### 練習用本文:
春秋左傳事類始末斉侯田猟し晏子和同を論じる(齊侯田晏子論和同)

斉侯(景公)の狩りでの虞人との応対を孔子が評した逸話に続き、梁丘拠との違いを問われた晏子が羹や音楽の喩えで「和」と「同」の違いを説き、さらに不死を望む公を諭した1年の出来事。

年表(1件)

魯昭公二十年(前522年)

  • 斉侯(景公)が沛で狩りをした際、虞人(猟場番人)を弓ではなく通常の招請の仕方で呼んだところ進み出なかったため捕らえようとした。虞人は「先君の狩りでは、大夫は旃(はたじるし)で、士は弓で、虞人は皮冠で招くのが慣わしだった。私は皮冠を見なかったので進み出なかった」と釈明し、公はこれを赦した。孔子はこの応対を評し「道を守ることは官職の分を守ることに及ばない」と述べ、これを是とした。
  • 斉侯が狩りから帰り、晏子が遄台で侍していたところ、梁丘拠(子猶)が馬を馳せて参上した。公が「拠だけが私と和している」と言うと、晏子は「拠もまた同にすぎない、どうして和と言えようか」と答えた。
  • 公が和と同の違いを問うと、晏子は羹を作る喩えで答えた。水・火・酢・塩辛・梅で魚肉を煮て薪で炊き、料理人が味を調え、足りない味を補い、過剰な味を減らす、それが和である。君臣も同じで、君が可としても否となる面があれば臣がその否を献じて可を成し、君が否としても可となる面があれば臣がその可を献じて否を除く、そうして政治は調和し民に争う心がなくなると説いた。『詩経』の句を引いて先王が五味・五声を調えて心を平らかにし政を成したことを述べ、声も味と同様に一気・二体・三類・四物・五声・六律・七音・八風・九歌が互いに補い合うことで成り立つとした。

### 取り組む課題:
1/ 晏子の和同論の文章から、「春秋左傳事類始末斉侯田猟し晏子和同を論じる(齊侯田晏子論和同)」で始まり「い合うことで成り立つとした。」に至るまでの部分を、そのまま書き写しなさい。
2/ 晏子の和同論の文章を、最後の文の後から引き継いで書き進めなさい。
本文の後に置かれた行は、この練習では用いない。

### 記録:
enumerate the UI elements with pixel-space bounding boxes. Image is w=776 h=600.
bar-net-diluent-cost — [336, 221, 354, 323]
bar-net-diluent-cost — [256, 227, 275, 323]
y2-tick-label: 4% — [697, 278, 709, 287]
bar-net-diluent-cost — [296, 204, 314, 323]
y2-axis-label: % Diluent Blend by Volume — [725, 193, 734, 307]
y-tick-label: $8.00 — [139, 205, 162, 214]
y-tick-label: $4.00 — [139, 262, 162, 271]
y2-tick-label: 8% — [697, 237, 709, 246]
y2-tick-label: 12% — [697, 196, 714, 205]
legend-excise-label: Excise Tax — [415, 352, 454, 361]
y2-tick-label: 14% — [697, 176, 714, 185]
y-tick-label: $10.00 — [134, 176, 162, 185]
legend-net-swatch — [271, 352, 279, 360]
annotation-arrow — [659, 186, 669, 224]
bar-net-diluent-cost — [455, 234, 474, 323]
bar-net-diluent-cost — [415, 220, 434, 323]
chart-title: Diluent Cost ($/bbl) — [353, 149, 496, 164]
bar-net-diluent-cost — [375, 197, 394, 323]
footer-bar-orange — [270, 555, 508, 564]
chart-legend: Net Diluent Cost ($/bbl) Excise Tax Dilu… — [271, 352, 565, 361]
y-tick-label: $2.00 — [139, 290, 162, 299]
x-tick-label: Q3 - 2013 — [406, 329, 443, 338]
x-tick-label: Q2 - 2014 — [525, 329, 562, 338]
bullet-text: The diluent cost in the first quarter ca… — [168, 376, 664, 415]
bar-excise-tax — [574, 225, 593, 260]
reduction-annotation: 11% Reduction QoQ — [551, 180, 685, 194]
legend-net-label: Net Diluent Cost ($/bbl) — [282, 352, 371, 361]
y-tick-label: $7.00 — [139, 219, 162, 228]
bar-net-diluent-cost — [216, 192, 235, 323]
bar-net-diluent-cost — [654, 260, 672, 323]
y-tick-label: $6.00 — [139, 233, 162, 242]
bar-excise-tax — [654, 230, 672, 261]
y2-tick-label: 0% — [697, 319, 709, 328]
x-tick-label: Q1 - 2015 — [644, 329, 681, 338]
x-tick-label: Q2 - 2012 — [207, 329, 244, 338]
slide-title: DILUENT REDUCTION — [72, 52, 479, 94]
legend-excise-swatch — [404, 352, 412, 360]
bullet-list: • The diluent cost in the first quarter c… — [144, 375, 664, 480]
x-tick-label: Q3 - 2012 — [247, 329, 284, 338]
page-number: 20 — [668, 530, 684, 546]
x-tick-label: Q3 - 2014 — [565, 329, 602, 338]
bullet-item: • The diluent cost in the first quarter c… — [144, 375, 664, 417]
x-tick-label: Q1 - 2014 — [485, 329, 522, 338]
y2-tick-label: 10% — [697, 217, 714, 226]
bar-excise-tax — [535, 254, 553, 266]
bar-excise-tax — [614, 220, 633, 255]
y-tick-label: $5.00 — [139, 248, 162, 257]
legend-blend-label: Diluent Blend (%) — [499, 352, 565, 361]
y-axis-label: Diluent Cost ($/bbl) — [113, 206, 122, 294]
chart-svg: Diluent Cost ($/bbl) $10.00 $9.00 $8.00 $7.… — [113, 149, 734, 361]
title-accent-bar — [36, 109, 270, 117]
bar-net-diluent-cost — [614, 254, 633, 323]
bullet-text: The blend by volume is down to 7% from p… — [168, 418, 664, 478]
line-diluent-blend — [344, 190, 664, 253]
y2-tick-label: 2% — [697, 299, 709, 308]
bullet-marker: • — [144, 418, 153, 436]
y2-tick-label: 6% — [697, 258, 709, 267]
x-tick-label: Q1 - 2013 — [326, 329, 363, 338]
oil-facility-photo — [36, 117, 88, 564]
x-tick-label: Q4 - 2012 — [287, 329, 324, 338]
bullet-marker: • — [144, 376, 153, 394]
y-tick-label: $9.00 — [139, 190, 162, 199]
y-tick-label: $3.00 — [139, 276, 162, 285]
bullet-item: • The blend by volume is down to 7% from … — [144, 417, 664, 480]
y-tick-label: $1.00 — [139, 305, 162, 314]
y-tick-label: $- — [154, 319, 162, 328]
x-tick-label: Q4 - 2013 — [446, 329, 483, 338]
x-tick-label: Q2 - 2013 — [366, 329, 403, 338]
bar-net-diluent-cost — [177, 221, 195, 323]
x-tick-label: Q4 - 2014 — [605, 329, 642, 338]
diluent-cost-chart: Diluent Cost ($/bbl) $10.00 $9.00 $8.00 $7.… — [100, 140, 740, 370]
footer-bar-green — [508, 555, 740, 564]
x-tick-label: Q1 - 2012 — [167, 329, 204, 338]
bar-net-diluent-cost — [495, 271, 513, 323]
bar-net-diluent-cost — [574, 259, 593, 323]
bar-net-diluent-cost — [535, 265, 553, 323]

### 各課題の解答:
1/
春秋左傳事類始末斉侯田猟し晏子和同を論じる(齊侯田晏子論和同)

斉侯(景公)の狩りでの虞人との応対を孔子が評した逸話に続き、梁丘拠との違いを問われた晏子が羹や音楽の喩えで「和」と「同」の違いを説き、さらに不死を望む公を諭した1年の出来事。

年表(1件)

魯昭公二十年(前522年)

  • 斉侯(景公)が沛で狩りをした際、虞人(猟場番人)を弓ではなく通常の招請の仕方で呼んだところ進み出なかったため捕らえようとした。虞人は「先君の狩りでは、大夫は旃(はたじるし)で、士は弓で、虞人は皮冠で招くのが慣わしだった。私は皮冠を見なかったので進み出なかった」と釈明し、公はこれを赦した。孔子はこの応対を評し「道を守ることは官職の分を守ることに及ばない」と述べ、これを是とした。
  • 斉侯が狩りから帰り、晏子が遄台で侍していたところ、梁丘拠(子猶)が馬を馳せて参上した。公が「拠だけが私と和している」と言うと、晏子は「拠もまた同にすぎない、どうして和と言えようか」と答えた。
  • 公が和と同の違いを問うと、晏子は羹を作る喩えで答えた。水・火・酢・塩辛・梅で魚肉を煮て薪で炊き、料理人が味を調え、足りない味を補い、過剰な味を減らす、それが和である。君臣も同じで、君が可としても否となる面があれば臣がその否を献じて可を成し、君が否としても可となる面があれば臣がその可を献じて否を除く、そうして政治は調和し民に争う心がなくなると説いた。『詩経』の句を引いて先王が五味・五声を調えて心を平らかにし政を成したことを述べ、声も味と同様に一気・二体・三類・四物・五声・六律・七音・八風・九歌が互いに補い合うことで成り立つとした。

2/
  • 晏子はさらに、清濁・大小・長短・急緩・哀楽・剛柔・遅速・高低・出入・周疎が互いに調和することで君子は心を平らかにでき、心が平らかであれば徳も調和すると述べ、『詩経』の「徳音に瑕なし」の句を引いた。これに対し梁丘拠は君の可否にただ同調するだけで、水に水を足すような同にすぎず、誰もそれを味わえない、琴瑟の音を一色に揃えるような同では誰も聴くに堪えないと批判した。
  • 酒宴の折、公が「昔から人が死なずにいたなら、その楽しみはどれほどだろうか」と尋ねると、晏子は「昔から人が死ななければ、それは古人の楽しみのままで、公の出る幕はなかったはずだ」と答え、この地にはかつて爽鳩氏、季萴、逢伯陵、蒲姑氏が相次いで居し、その後太公が受け継いだことを挙げ、もし誰も死ななければ爽鳩氏の楽しみのままであり、公が望むような楽しみは訪れなかったはずだと諭した。